**What to work on**
1. Using the binance-data project description below, decide whether each statement agrees with it. Answer yes or no for each, and quote the words that decide it.
(a) The library saves output as CSV unless told otherwise.
(b) The spot data example keeps the raw ZIP files.
(c) The COIN-Margined futures example downloads the BTCUSDT symbol.
2. Answer these questions from the binance-data project description below:
(a) What command installs the library from source?
(b) Which candle interval does the spot data example request for ETHUSDT?
(c) Which parameter, set to True, makes the downloader process only existing ZIP files?
3. Continue the binance-data project description below from the point where it ends.

**Page**
☆ ☆ ☆ ☆

Skip to main content

A Python library for downloading and processing Binance Vision historical data

Project description

binance-data

A Python library for downloading and processing historical data from Binance Vision.

Features

  • Download historical data from Binance Vision S3 bucket
  • Support for multiple asset types (spot, futures)
  • Flexible prefix-based approach for any data type
  • Output formats: Parquet (default) or CSV
  • Pandera schema validation for data integrity
  • Timestamp auto-detection (milliseconds vs nanoseconds)
  • Concurrent downloads for better performance
  • Optional retention of raw ZIP files
  • Preserve original directory structure

Installation

pip install binance-data

Or install from source:

uv pip install -e .

Quick Start

from binance_data_loader import BinanceDataDownloader

# Download BTCUSDT 1h futures data as Parquet
downloader = BinanceDataDownloader(
    prefix="data/futures/um/daily/klines/BTCUSDT/1h/",
    destination_dir="./data",
    output_format="parquet",
    keep_zip=False,
)
downloader.download()

Usage Examples

Download Futures Data

from binance_data_loader import BinanceDataDownloader

# Download USDT-Margined futures data
downloader = BinanceDataDownloader(
    prefix="data/futures/um/daily/klines/BTCUSDT/1h/",
    destination_dir="./data",
    output_format="parquet",
)
downloader.download()

# Download COIN-Margined futures data
downloader = BinanceDataDownloader(
    prefix="data/futures/cm/daily/klines/BTCUSD_PERP/1h/",
    destination_dir="./data",
    output_format="parquet",
)
downloader.download()

Download Spot Data

# Download spot data
downloader = BinanceDataDownloader(
    prefix="data/spot/daily/klines/ETHUSDT/5m/",
    destination_dir="./data",
    output_format="csv",  # Save as CSV instead of Parquet
    keep_zip=True,  # Keep raw ZIP files
)
downloader.download()

Process Existing ZIP Files

If you already have ZIP files downloaded and only want to convert them to Parquet/CSV:

from binance_data_loader import BinanceDataDownloader
from datetime import datetime, UTC

# Process existing ZIP files, skip downloading
downloader = BinanceDataDownloader(
    prefix="data/spot/daily/klines/ETHUSDT/5m/",
    destination_dir="./data",
    output_format="parquet",
    skip_download=True,  # Skip downloading, only process existing ZIP files
)

☆ ☆ ☆ ☆

**Source data**
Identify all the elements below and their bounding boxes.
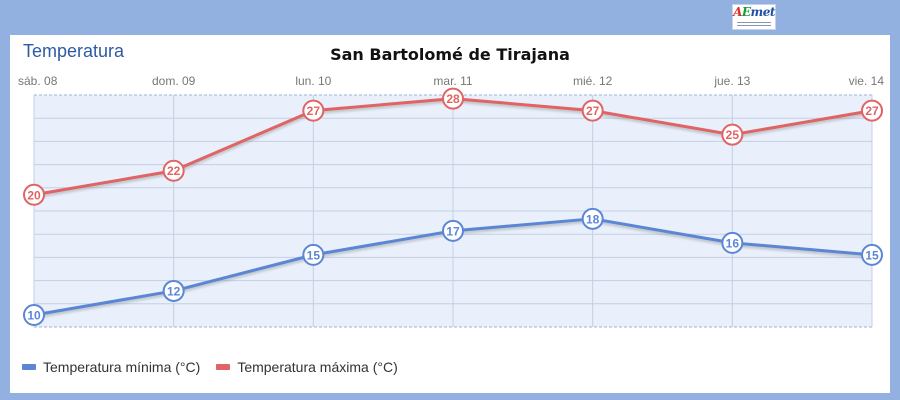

☆ ☆ ☆ ☆

**The responses**
1.
(a) No: "Output formats: Parquet (default) or CSV"
(b) Yes: "keep_zip=True,  # Keep raw ZIP files"
(c) No: "BTCUSD_PERP"

2.
(a) uv pip install -e .
(b) 5m
(c) skip_download

3.
downloader.download()

Filter by Date Range

Download only files within a specific date range:

from binance_data_loader import BinanceDataDownloader
from datetime import datetime, UTC, timedelta

# Download data for the last 6 months
six_months_ago = datetime.now(tz=UTC) - timedelta(days=180)

downloader = BinanceDataDownloader(
    prefix="data/futures/um/daily/klines/BTCUSDT/1h/",
    destination_dir="./data",
    output_format="parquet",
    start_date=six_months_ago,
)
downloader.download()

Available Intervals

Binance supports the following intervals:

  • Seconds: 1s
  • Minutes: 1m, 3m, 5m, 15m, 30m
  • Hours: 1h, 2h, 4h, 6h, 8h, 12h
  • Days: 1d, 3d
  • Weeks: 1w
  • Months: 1M

Prefix Structure

The library uses a prefix-based approach where you specify the exact path to the data you want:

data/{asset_type}/{time_period}/{data_type}/{symbol}/{interval}/

Examples:

  • data/futures/um/daily/klines/BTCUSDT/1h/ - BTCUSDT futures 1h klines
  • data/spot/daily/klines/ETHUSDT/5m/ - ETHUSDT spot 5m klines
  • data/futures/um/monthly/klines/BTCUSDT/1m/ - BTCUSDT futures monthly 1m klines

Configuration Options

downloader = BinanceDataDownloader(
    prefix="data/futures/um/daily/klines/BTCUSDT/1h/",  # Required: Data prefix
    destination_dir="./data",                              # Optional: Output directory (default: "./data")
    output_format="parquet",                                # Optional: "parquet" or "csv" (default: "parquet")
    keep_zip=True,                                         # Optional: Keep raw ZIP files (default: True)
    max_workers=10,                                        # Optional: Concurrent download workers (default: 10)
    max_processors=4,                                      # Optional: Parallel processing workers (default: 4)
    start_date=datetime(2024, 1, 1, tzinfo=UTC),        # Optional: Start datetime filter (default: None)
    end_date=datetime(2024, 12, 31, tzinfo=UTC),          # Optional: End datetime filter (default: None)
    skip_download=False,                                     # Optional: Skip download, only process existing ZIP files (default: False)
    base_url="https://s3-ap-northeast-1.amazonaws.com/data.binance.vision",  # Optional: Custom base URL
)

API Reference

BinanceDataDownloader

Main downloader class for fetching Binance Vision data.

Constructor

BinanceDataDownloader(
    prefix: str,
    destination_dir: str = "./data",
    output_format: str = "parquet",
    keep_zip: bool = True,
    max_workers: int = 10,
    max_processors: int = 4,
    start_date: datetime = None,
    end_date: datetime = None,
    skip_download: bool = False,
    base_url: str = "https://s3-ap-northeast-1.amazonaws.com/data.binance.vision",
)

Parameters:

  • prefix (str, required): Binance S3 bucket prefix for the data you want to download
  • destination_dir (str, optional): Directory where processed files will be saved. Default: "./data"
  • output_format (str, optional): Output format, either "parquet" or "csv". Default: "parquet"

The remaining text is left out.